> WHAT THE TASK REQUIRES: What is needed is an exact transcription of every record, minus the pictures.

> PROVIDED DATA:
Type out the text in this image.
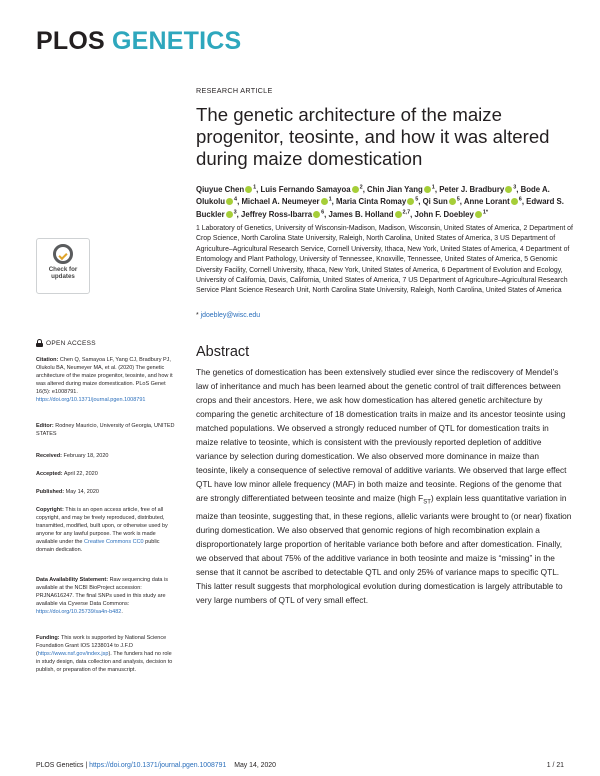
PLOS GENETICS
RESEARCH ARTICLE
The genetic architecture of the maize progenitor, teosinte, and how it was altered during maize domestication
Qiuyue Chen $^1$, Luis Fernando Samayoa $^2$, Chin Jian Yang $^1$, Peter J. Bradbury $^3$, Bode A. Olukolu $^4$, Michael A. Neumeyer $^1$, Maria Cinta Romay $^5$, Qi Sun $^5$, Anne Lorant $^6$, Edward S. Buckler $^3$, Jeffrey Ross-Ibarra $^6$, James B. Holland $^{2,7}$, John F. Doebley $^{1*}$

1 Laboratory of Genetics, University of Wisconsin-Madison, Madison, Wisconsin, United States of America, 2 Department of Crop Science, North Carolina State University, Raleigh, North Carolina, United States of America, 3 US Department of Agriculture–Agricultural Research Service, Cornell University, Ithaca, New York, United States of America, 4 Department of Entomology and Plant Pathology, University of Tennessee, Knoxville, Tennessee, United States of America, 5 Genomic Diversity Facility, Cornell University, Ithaca, New York, United States of America, 6 Department of Evolution and Ecology, University of California, Davis, California, United States of America, 7 US Department of Agriculture–Agricultural Research Service Plant Science Research Unit, North Carolina State University, Raleigh, North Carolina, United States of America

* jdoebley@wisc.edu
Abstract

The genetics of domestication has been extensively studied ever since the rediscovery of Mendel’s law of inheritance and much has been learned about the genetic control of trait differences between crops and their ancestors. Here, we ask how domestication has altered genetic architecture by comparing the genetic architecture of 18 domestication traits in maize and its ancestor teosinte using matched populations. We observed a strongly reduced number of QTL for domestication traits in maize relative to teosinte, which is consistent with the previously reported depletion of additive variance by selection during domestication. We also observed more dominance in maize than teosinte, likely a consequence of selective removal of additive variants. We observed that large effect QTL have low minor allele frequency (MAF) in both maize and teosinte. Regions of the genome that are strongly differentiated between teosinte and maize (high $F_{ST}$) explain less quantitative variation in maize than teosinte, suggesting that, in these regions, allelic variants were brought to (or near) fixation during domestication. We also observed that genomic regions of high recombination explain a disproportionately large proportion of heritable variance both before and after domestication. Finally, we observed that about 75% of the additive variance in both teosinte and maize is “missing” in the sense that it cannot be ascribed to detectable QTL and only 25% of variance maps to specific QTL. This latter result suggests that morphological evolution during domestication is largely attributable to very large numbers of QTL of very small effect.

Check for
updates
OPEN ACCESS
Citation: Chen Q, Samayoa LF, Yang CJ, Bradbury PJ, Olukolu BA, Neumeyer MA, et al. (2020) The genetic architecture of the maize progenitor, teosinte, and how it was altered during maize domestication. PLoS Genet 16(5): e1008791. https://doi.org/10.1371/journal.pgen.1008791
Editor: Rodney Mauricio, University of Georgia, UNITED STATES
Received: February 18, 2020
Accepted: April 22, 2020
Published: May 14, 2020
Copyright: This is an open access article, free of all copyright, and may be freely reproduced, distributed, transmitted, modified, built upon, or otherwise used by anyone for any lawful purpose. The work is made available under the Creative Commons CC0 public domain dedication.
Data Availability Statement: Raw sequencing data is available at the NCBI BioProject accession: PRJNA616247. The final SNPs used in this study are available via Cyverse Data Commons: https://doi.org/10.25739/sa4n-b482.
Funding: This work is supported by National Science Foundation Grant IOS 1238014 to J.F.D (https://www.nsf.gov/index.jsp). The funders had no role in study design, data collection and analysis, decision to publish, or preparation of the manuscript.
PLOS Genetics | https://doi.org/10.1371/journal.pgen.1008791 May 14, 2020	1 / 21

> ANSWER TO THE PROBLEM:
Type out the text in this image.
PLOS GENETICS
RESEARCH ARTICLE
The genetic architecture of the maize progenitor, teosinte, and how it was altered during maize domestication
Qiuyue Chen $^1$, Luis Fernando Samayoa $^2$, Chin Jian Yang $^1$, Peter J. Bradbury $^3$, Bode A. Olukolu $^4$, Michael A. Neumeyer $^1$, Maria Cinta Romay $^5$, Qi Sun $^5$, Anne Lorant $^6$, Edward S. Buckler $^3$, Jeffrey Ross-Ibarra $^6$, James B. Holland $^{2,7}$, John F. Doebley $^{1*}$

1 Laboratory of Genetics, University of Wisconsin-Madison, Madison, Wisconsin, United States of America, 2 Department of Crop Science, North Carolina State University, Raleigh, North Carolina, United States of America, 3 US Department of Agriculture–Agricultural Research Service, Cornell University, Ithaca, New York, United States of America, 4 Department of Entomology and Plant Pathology, University of Tennessee, Knoxville, Tennessee, United States of America, 5 Genomic Diversity Facility, Cornell University, Ithaca, New York, United States of America, 6 Department of Evolution and Ecology, University of California, Davis, California, United States of America, 7 US Department of Agriculture–Agricultural Research Service Plant Science Research Unit, North Carolina State University, Raleigh, North Carolina, United States of America

* jdoebley@wisc.edu
Abstract

The genetics of domestication has been extensively studied ever since the rediscovery of Mendel’s law of inheritance and much has been learned about the genetic control of trait differences between crops and their ancestors. Here, we ask how domestication has altered genetic architecture by comparing the genetic architecture of 18 domestication traits in maize and its ancestor teosinte using matched populations. We observed a strongly reduced number of QTL for domestication traits in maize relative to teosinte, which is consistent with the previously reported depletion of additive variance by selection during domestication. We also observed more dominance in maize than teosinte, likely a consequence of selective removal of additive variants. We observed that large effect QTL have low minor allele frequency (MAF) in both maize and teosinte. Regions of the genome that are strongly differentiated between teosinte and maize (high $F_{ST}$) explain less quantitative variation in maize than teosinte, suggesting that, in these regions, allelic variants were brought to (or near) fixation during domestication. We also observed that genomic regions of high recombination explain a disproportionately large proportion of heritable variance both before and after domestication. Finally, we observed that about 75% of the additive variance in both teosinte and maize is “missing” in the sense that it cannot be ascribed to detectable QTL and only 25% of variance maps to specific QTL. This latter result suggests that morphological evolution during domestication is largely attributable to very large numbers of QTL of very small effect.

Check for
updates
OPEN ACCESS
Citation: Chen Q, Samayoa LF, Yang CJ, Bradbury PJ, Olukolu BA, Neumeyer MA, et al. (2020) The genetic architecture of the maize progenitor, teosinte, and how it was altered during maize domestication. PLoS Genet 16(5): e1008791. https://doi.org/10.1371/journal.pgen.1008791
Editor: Rodney Mauricio, University of Georgia, UNITED STATES
Received: February 18, 2020
Accepted: April 22, 2020
Published: May 14, 2020
Copyright: This is an open access article, free of all copyright, and may be freely reproduced, distributed, transmitted, modified, built upon, or otherwise used by anyone for any lawful purpose. The work is made available under the Creative Commons CC0 public domain dedication.
Data Availability Statement: Raw sequencing data is available at the NCBI BioProject accession: PRJNA616247. The final SNPs used in this study are available via Cyverse Data Commons: https://doi.org/10.25739/sa4n-b482.
Funding: This work is supported by National Science Foundation Grant IOS 1238014 to J.F.D (https://www.nsf.gov/index.jsp). The funders had no role in study design, data collection and analysis, decision to publish, or preparation of the manuscript.
PLOS Genetics | https://doi.org/10.1371/journal.pgen.1008791 May 14, 2020	1 / 21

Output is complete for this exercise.